Filter the data for lines with the word "kalian", then copy every line so identified.

::::

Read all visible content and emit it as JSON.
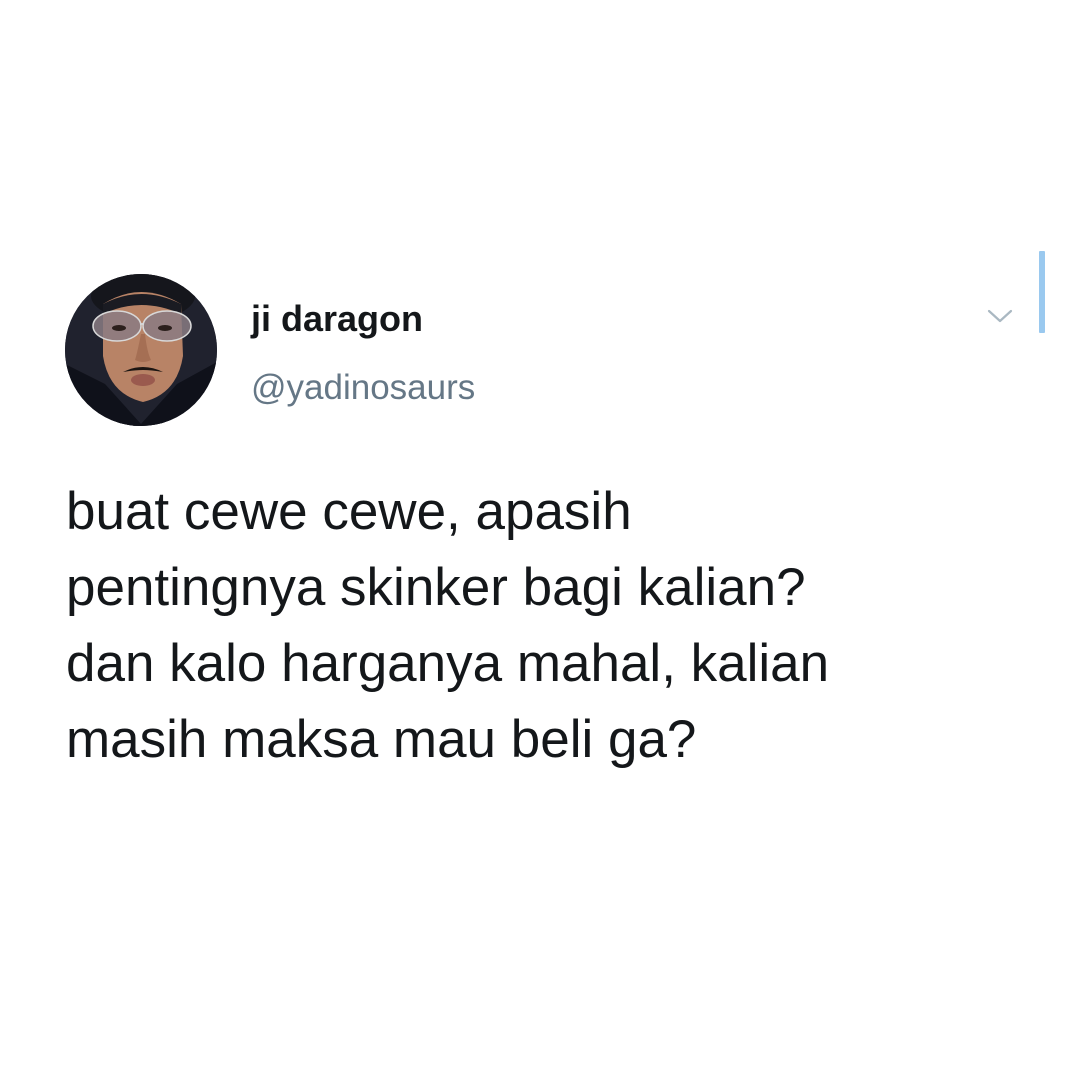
{
  "tweet": {
    "author": {
      "display_name": "ji daragon",
      "handle": "@yadinosaurs",
      "avatar": "profile-photo"
    },
    "menu_icon": "chevron-down-icon",
    "text_lines": [
      "buat cewe cewe, apasih",
      "pentingnya skinker bagi kalian?",
      "dan kalo harganya mahal, kalian",
      "masih maksa mau beli ga?"
    ]
  },
  "colors": {
    "background": "#ffffff",
    "text": "#14171a",
    "handle": "#657786",
    "accent": "#9ac9ef"
  }
}
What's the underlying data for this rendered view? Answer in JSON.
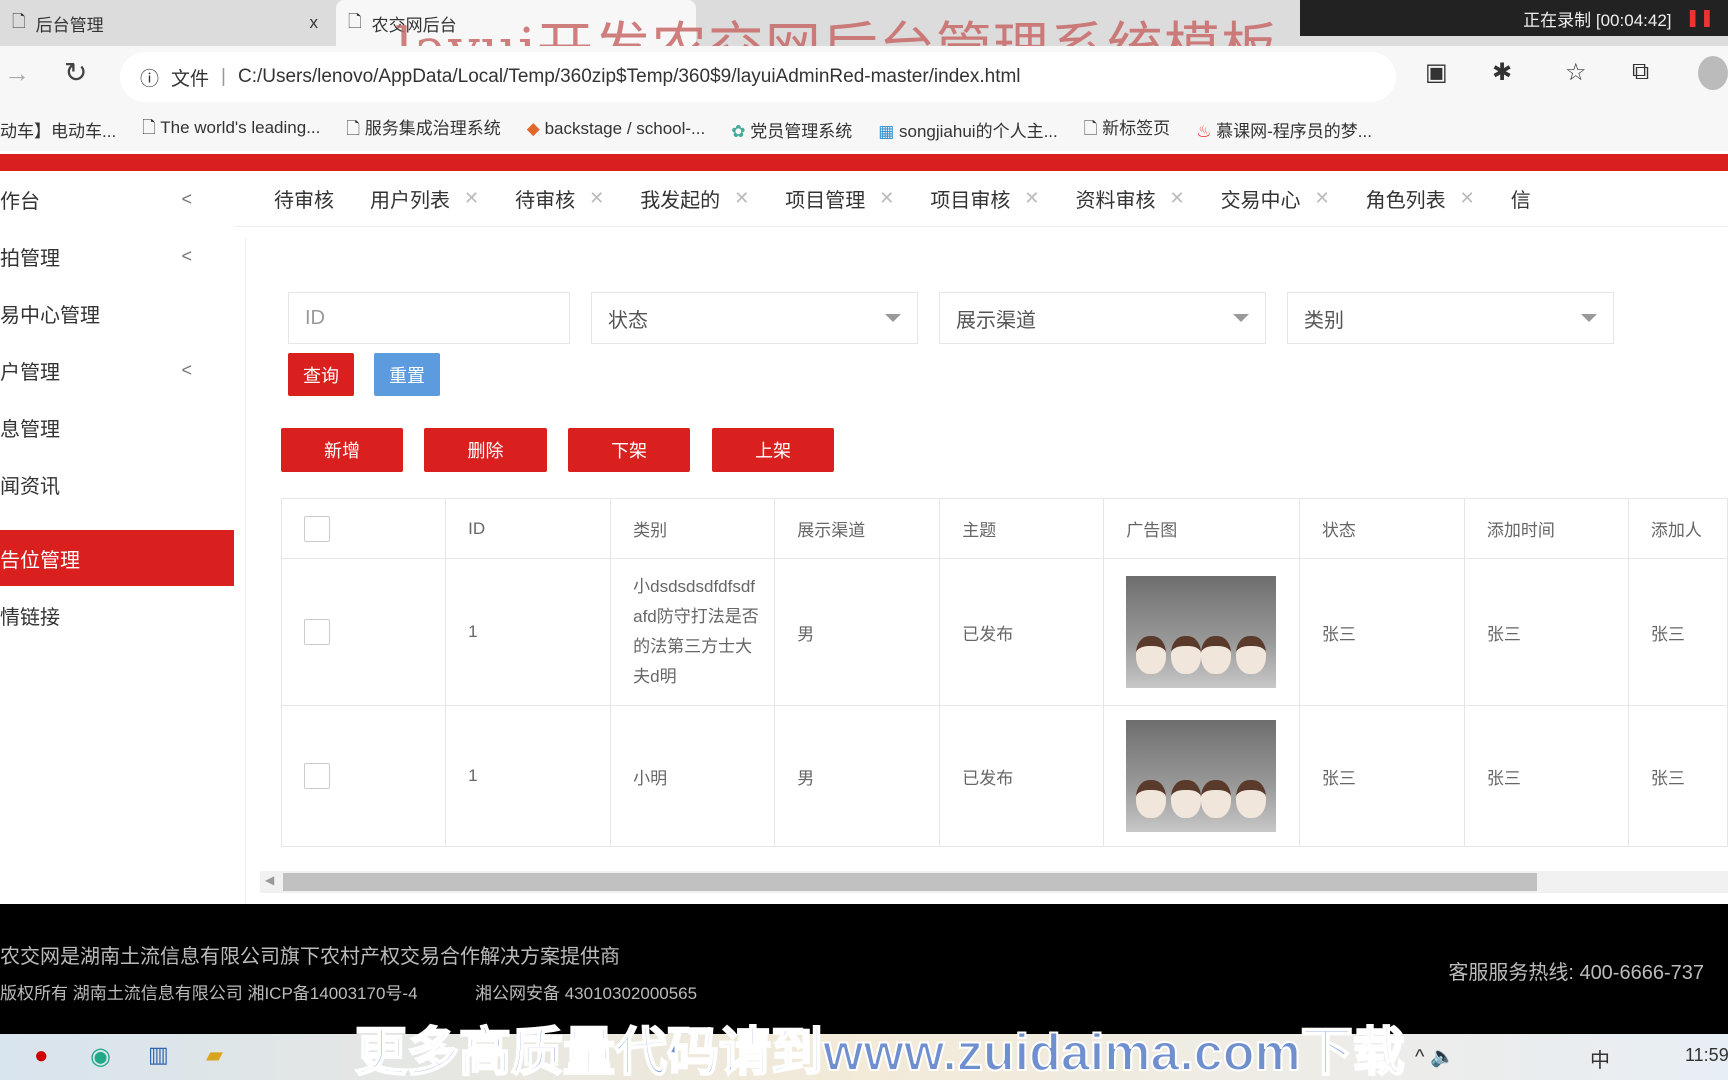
{
  "browser": {
    "tabs": [
      {
        "label": "后台管理",
        "close": "x"
      },
      {
        "label": "农交网后台"
      }
    ],
    "recording": "正在录制 [00:04:42]",
    "address_label": "文件",
    "url": "C:/Users/lenovo/AppData/Local/Temp/360zip$Temp/360$9/layuiAdminRed-master/index.html",
    "bookmarks": [
      "动车】电动车...",
      "The world's leading...",
      "服务集成治理系统",
      "backstage / school-...",
      "党员管理系统",
      "songjiahui的个人主...",
      "新标签页",
      "慕课网-程序员的梦..."
    ]
  },
  "watermark_top": "layui开发农交网后台管理系统模板",
  "watermark_bottom": "更多高质量代码请到www.zuidaima.com下载",
  "sidebar": {
    "items": [
      {
        "label": "作台",
        "chevron": true
      },
      {
        "label": "拍管理",
        "chevron": true
      },
      {
        "label": "易中心管理"
      },
      {
        "label": "户管理",
        "chevron": true
      },
      {
        "label": "息管理"
      },
      {
        "label": "闻资讯"
      },
      {
        "label": "告位管理",
        "active": true
      },
      {
        "label": "情链接"
      }
    ]
  },
  "page_tabs": [
    {
      "label": "待审核"
    },
    {
      "label": "用户列表"
    },
    {
      "label": "待审核"
    },
    {
      "label": "我发起的"
    },
    {
      "label": "项目管理"
    },
    {
      "label": "项目审核"
    },
    {
      "label": "资料审核"
    },
    {
      "label": "交易中心"
    },
    {
      "label": "角色列表"
    },
    {
      "label": "信"
    }
  ],
  "filters": {
    "id_placeholder": "ID",
    "status": "状态",
    "channel": "展示渠道",
    "category": "类别",
    "query": "查询",
    "reset": "重置"
  },
  "actions": {
    "add": "新增",
    "delete": "删除",
    "offline": "下架",
    "online": "上架"
  },
  "table": {
    "headers": [
      "ID",
      "类别",
      "展示渠道",
      "主题",
      "广告图",
      "状态",
      "添加时间",
      "添加人"
    ],
    "rows": [
      {
        "id": "1",
        "category": "小dsdsdsdfdfsdfafd防守打法是否的法第三方士大夫d明",
        "channel": "男",
        "theme": "已发布",
        "status": "张三",
        "time": "张三",
        "adder": "张三"
      },
      {
        "id": "1",
        "category": "小明",
        "channel": "男",
        "theme": "已发布",
        "status": "张三",
        "time": "张三",
        "adder": "张三"
      }
    ]
  },
  "footer": {
    "line1": "农交网是湖南土流信息有限公司旗下农村产权交易合作解决方案提供商",
    "line2": "版权所有 湖南土流信息有限公司 湘ICP备14003170号-4",
    "line3": "湘公网安备 43010302000565",
    "hotline": "客服服务热线: 400-6666-737"
  },
  "taskbar": {
    "ime": "中",
    "clock": "11:59"
  },
  "colors": {
    "accent": "#d9201f",
    "reset": "#5b9bde"
  }
}
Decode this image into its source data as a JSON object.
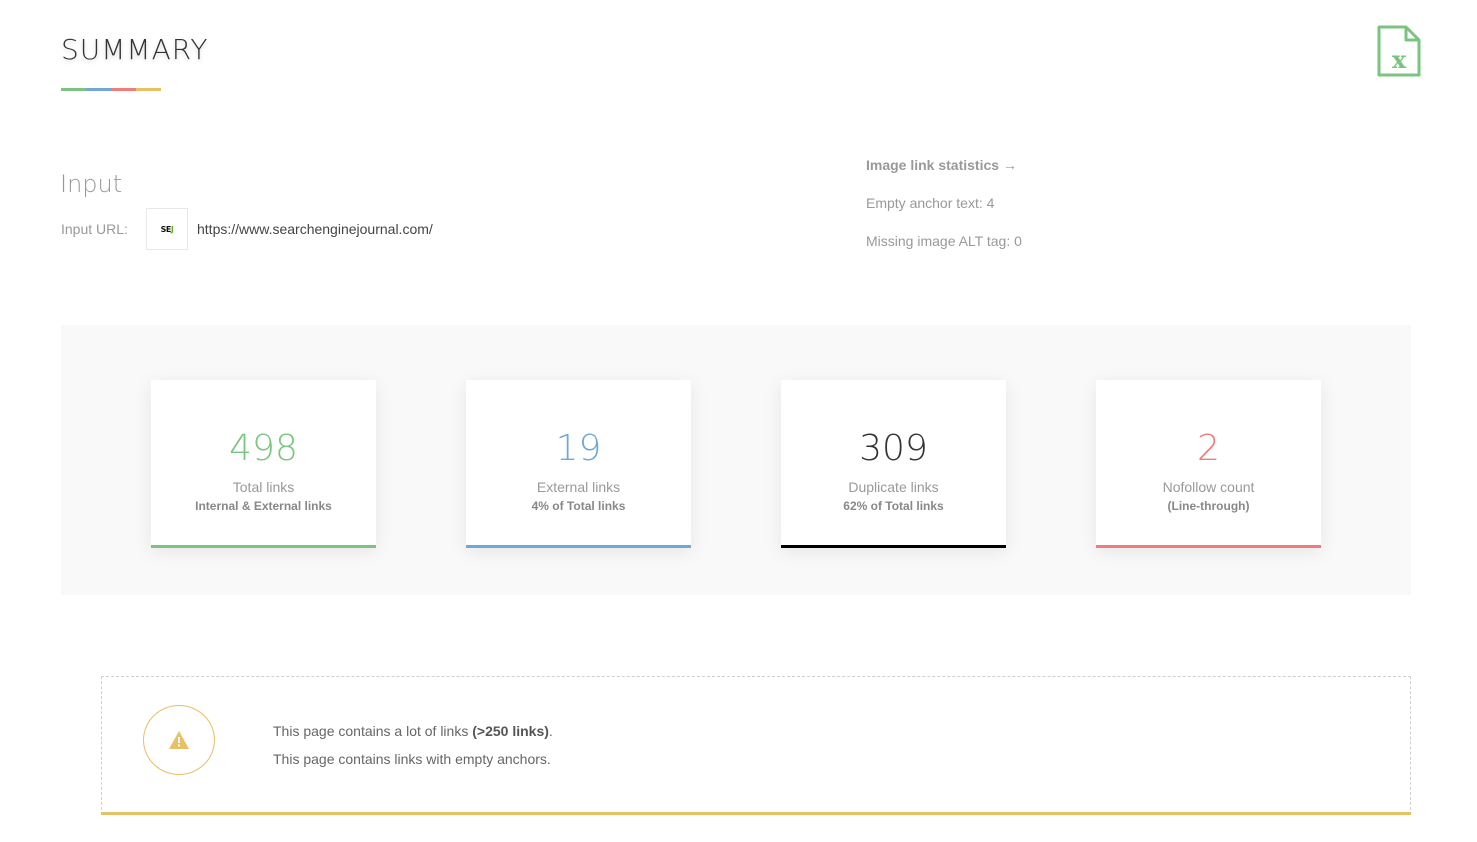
{
  "header": {
    "title": "SUMMARY",
    "title_bar_colors": [
      "#7bc47f",
      "#6fa8d6",
      "#f07b7b",
      "#e8c065"
    ],
    "export_icon": "excel-file-icon",
    "export_color": "#7bc47f"
  },
  "input": {
    "heading": "Input",
    "url_label": "Input URL:",
    "favicon_text_main": "SE",
    "favicon_text_accent": "J",
    "url": "https://www.searchenginejournal.com/"
  },
  "image_stats": {
    "title": "Image link statistics →",
    "items": [
      {
        "label": "Empty anchor text: 4"
      },
      {
        "label": "Missing image ALT tag: 0"
      }
    ]
  },
  "cards": [
    {
      "value": "498",
      "label": "Total links",
      "sub": "Internal & External links",
      "color": "#7bc47f"
    },
    {
      "value": "19",
      "label": "External links",
      "sub": "4% of Total links",
      "color": "#6fa8d6"
    },
    {
      "value": "309",
      "label": "Duplicate links",
      "sub": "62% of Total links",
      "color": "#333333",
      "bar_color": "#000000"
    },
    {
      "value": "2",
      "label": "Nofollow count",
      "sub": "(Line-through)",
      "color": "#f07b7b"
    }
  ],
  "warnings": {
    "icon": "warning-triangle-icon",
    "color": "#e8c065",
    "messages": [
      {
        "text": "This page contains a lot of links ",
        "bold": "(>250 links)",
        "suffix": "."
      },
      {
        "text": "This page contains links with empty anchors.",
        "bold": "",
        "suffix": ""
      }
    ]
  }
}
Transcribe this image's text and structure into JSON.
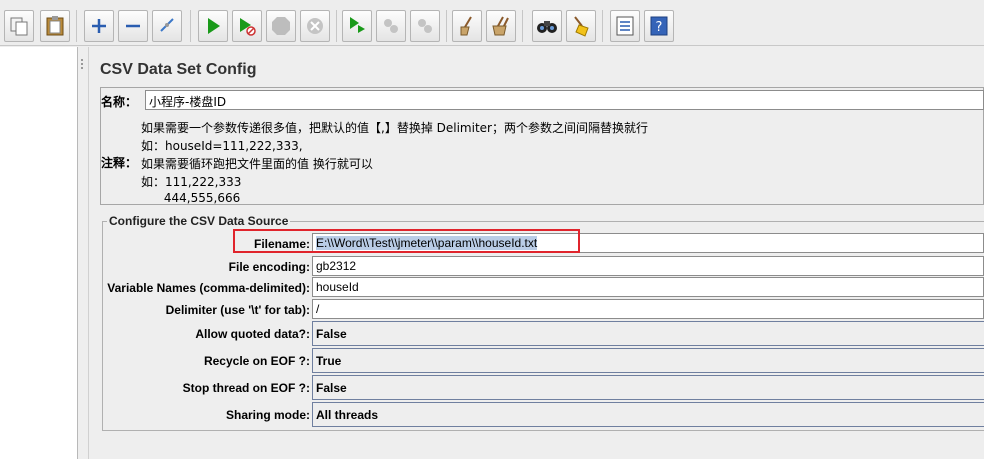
{
  "toolbar": {
    "buttons": [
      {
        "icon": "copy-icon"
      },
      {
        "icon": "paste-icon"
      },
      {
        "icon": "expand-all-icon"
      },
      {
        "icon": "collapse-all-icon"
      },
      {
        "icon": "toggle-icon"
      },
      {
        "icon": "start-icon"
      },
      {
        "icon": "start-no-pauses-icon"
      },
      {
        "icon": "stop-icon"
      },
      {
        "icon": "shutdown-icon"
      },
      {
        "icon": "remote-start-icon"
      },
      {
        "icon": "remote-stop-icon"
      },
      {
        "icon": "remote-shutdown-icon"
      },
      {
        "icon": "clear-icon"
      },
      {
        "icon": "clear-all-icon"
      },
      {
        "icon": "search-icon"
      },
      {
        "icon": "reset-search-icon"
      },
      {
        "icon": "function-helper-icon"
      },
      {
        "icon": "help-icon"
      }
    ]
  },
  "panel": {
    "title": "CSV Data Set Config",
    "name_label": "名称：",
    "name_value": "小程序-楼盘ID",
    "comment_label": "注释：",
    "comment_lines": [
      "如果需要一个参数传递很多值，把默认的值【,】替换掉 Delimiter；两个参数之间间隔替换就行",
      "如：houseId=111,222,333,",
      "如果需要循环跑把文件里面的值 换行就可以",
      "如：111,222,333",
      "      444,555,666"
    ]
  },
  "csv": {
    "legend": "Configure the CSV Data Source",
    "filename_label": "Filename:",
    "filename_value": "E:\\\\Word\\\\Test\\\\jmeter\\\\param\\\\houseId.txt",
    "encoding_label": "File encoding:",
    "encoding_value": "gb2312",
    "varnames_label": "Variable Names (comma-delimited):",
    "varnames_value": "houseId",
    "delimiter_label": "Delimiter (use '\\t' for tab):",
    "delimiter_value": "/",
    "quoted_label": "Allow quoted data?:",
    "quoted_value": "False",
    "recycle_label": "Recycle on EOF ?:",
    "recycle_value": "True",
    "stopthread_label": "Stop thread on EOF ?:",
    "stopthread_value": "False",
    "sharing_label": "Sharing mode:",
    "sharing_value": "All threads"
  },
  "colors": {
    "highlight": "#e0242c",
    "selection": "#b9cce6",
    "run_green": "#1a9a1a"
  }
}
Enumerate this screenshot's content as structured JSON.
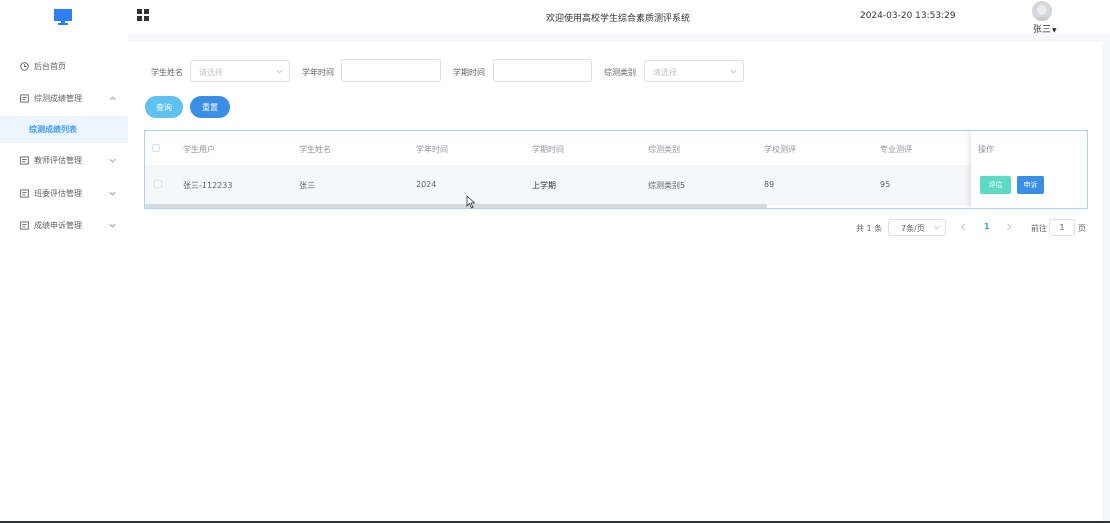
{
  "header": {
    "welcome": "欢迎使用高校学生综合素质测评系统",
    "datetime": "2024-03-20 13:53:29",
    "username": "张三"
  },
  "sidebar": {
    "items": [
      {
        "label": "后台首页"
      },
      {
        "label": "综测成绩管理",
        "expanded": true,
        "children": [
          {
            "label": "综测成绩列表",
            "active": true
          }
        ]
      },
      {
        "label": "教师评估管理"
      },
      {
        "label": "班委评估管理"
      },
      {
        "label": "成绩申诉管理"
      }
    ]
  },
  "filters": {
    "student_name_label": "学生姓名",
    "student_name_placeholder": "请选择",
    "year_label": "学年时间",
    "year_value": "",
    "term_label": "学期时间",
    "term_value": "",
    "category_label": "综测类别",
    "category_placeholder": "请选择",
    "query_label": "查询",
    "reset_label": "重置"
  },
  "table": {
    "headers": [
      "学生用户",
      "学生姓名",
      "学年时间",
      "学期时间",
      "综测类别",
      "学校测评",
      "专业测评",
      "操作"
    ],
    "rows": [
      [
        "张三-112233",
        "张三",
        "2024",
        "上学期",
        "综测类别5",
        "89",
        "95"
      ]
    ],
    "actions": {
      "evaluate_label": "评估",
      "appeal_label": "申诉"
    }
  },
  "pagination": {
    "total_text": "共 1 条",
    "page_size": "7条/页",
    "current_page": "1",
    "goto_label": "前往",
    "goto_value": "1",
    "page_suffix": "页"
  },
  "colors": {
    "primary": "#409eff",
    "query_button": "#5ec1f0",
    "reset_button": "#3a8ee6",
    "evaluate_button": "#5ed9c4",
    "appeal_button": "#3a8ee6"
  }
}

::::

→ **Answer for the task**:
      "pentingnya skinker bagi kalian?",
      "dan kalo harganya mahal, kalian",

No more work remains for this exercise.